* [Stored data]:
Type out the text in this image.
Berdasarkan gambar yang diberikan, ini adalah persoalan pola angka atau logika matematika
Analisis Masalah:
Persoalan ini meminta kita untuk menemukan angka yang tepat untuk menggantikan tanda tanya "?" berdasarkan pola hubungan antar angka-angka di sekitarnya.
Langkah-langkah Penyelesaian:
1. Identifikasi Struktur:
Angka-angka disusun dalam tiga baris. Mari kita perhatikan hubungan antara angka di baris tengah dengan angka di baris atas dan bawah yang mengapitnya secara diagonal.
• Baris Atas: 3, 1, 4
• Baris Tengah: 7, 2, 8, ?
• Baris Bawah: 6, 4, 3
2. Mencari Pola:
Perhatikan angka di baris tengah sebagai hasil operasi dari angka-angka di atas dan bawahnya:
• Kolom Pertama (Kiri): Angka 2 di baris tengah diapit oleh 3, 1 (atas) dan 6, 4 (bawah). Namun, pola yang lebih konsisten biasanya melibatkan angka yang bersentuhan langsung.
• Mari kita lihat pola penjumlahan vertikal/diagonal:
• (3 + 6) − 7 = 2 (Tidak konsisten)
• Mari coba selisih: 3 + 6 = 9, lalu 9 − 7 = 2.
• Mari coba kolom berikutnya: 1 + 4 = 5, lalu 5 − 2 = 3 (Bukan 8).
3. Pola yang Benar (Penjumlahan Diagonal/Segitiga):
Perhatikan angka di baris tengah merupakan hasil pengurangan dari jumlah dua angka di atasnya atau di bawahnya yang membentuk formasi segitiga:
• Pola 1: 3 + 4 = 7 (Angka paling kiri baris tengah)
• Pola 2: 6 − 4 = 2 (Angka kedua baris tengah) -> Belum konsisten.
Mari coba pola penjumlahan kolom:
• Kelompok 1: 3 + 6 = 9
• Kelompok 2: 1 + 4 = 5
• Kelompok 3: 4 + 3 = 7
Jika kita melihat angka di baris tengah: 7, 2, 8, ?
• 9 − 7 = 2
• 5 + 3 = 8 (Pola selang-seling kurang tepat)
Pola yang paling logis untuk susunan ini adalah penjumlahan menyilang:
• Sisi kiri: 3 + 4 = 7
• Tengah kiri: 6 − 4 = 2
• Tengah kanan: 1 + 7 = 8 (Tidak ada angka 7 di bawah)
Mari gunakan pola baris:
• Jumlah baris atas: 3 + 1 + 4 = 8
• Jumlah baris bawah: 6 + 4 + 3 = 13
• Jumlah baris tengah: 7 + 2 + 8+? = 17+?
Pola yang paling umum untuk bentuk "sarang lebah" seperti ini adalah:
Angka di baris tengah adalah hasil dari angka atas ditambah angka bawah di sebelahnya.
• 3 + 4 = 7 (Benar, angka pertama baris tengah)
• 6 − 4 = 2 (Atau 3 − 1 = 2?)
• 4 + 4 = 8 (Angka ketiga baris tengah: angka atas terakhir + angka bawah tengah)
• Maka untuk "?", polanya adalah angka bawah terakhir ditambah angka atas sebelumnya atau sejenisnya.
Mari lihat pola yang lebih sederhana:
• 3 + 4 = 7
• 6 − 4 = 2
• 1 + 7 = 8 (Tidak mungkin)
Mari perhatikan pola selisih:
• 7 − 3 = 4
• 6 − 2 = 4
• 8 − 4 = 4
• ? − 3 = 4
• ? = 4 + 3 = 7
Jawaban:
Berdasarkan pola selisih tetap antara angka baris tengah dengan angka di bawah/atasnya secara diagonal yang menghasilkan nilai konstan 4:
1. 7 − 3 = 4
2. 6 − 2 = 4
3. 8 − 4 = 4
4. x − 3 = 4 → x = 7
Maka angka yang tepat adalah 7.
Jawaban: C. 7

* [What is needed]: Take every line from the records above that has the word "selisih" and copy it.

* [Solution for this task]:
• Mari coba selisih: 3 + 6 = 9, lalu 9 − 7 = 2.
Mari perhatikan pola selisih:
Berdasarkan pola selisih tetap antara angka baris tengah dengan angka di bawah/atasnya secara diagonal yang menghasilkan nilai konstan 4:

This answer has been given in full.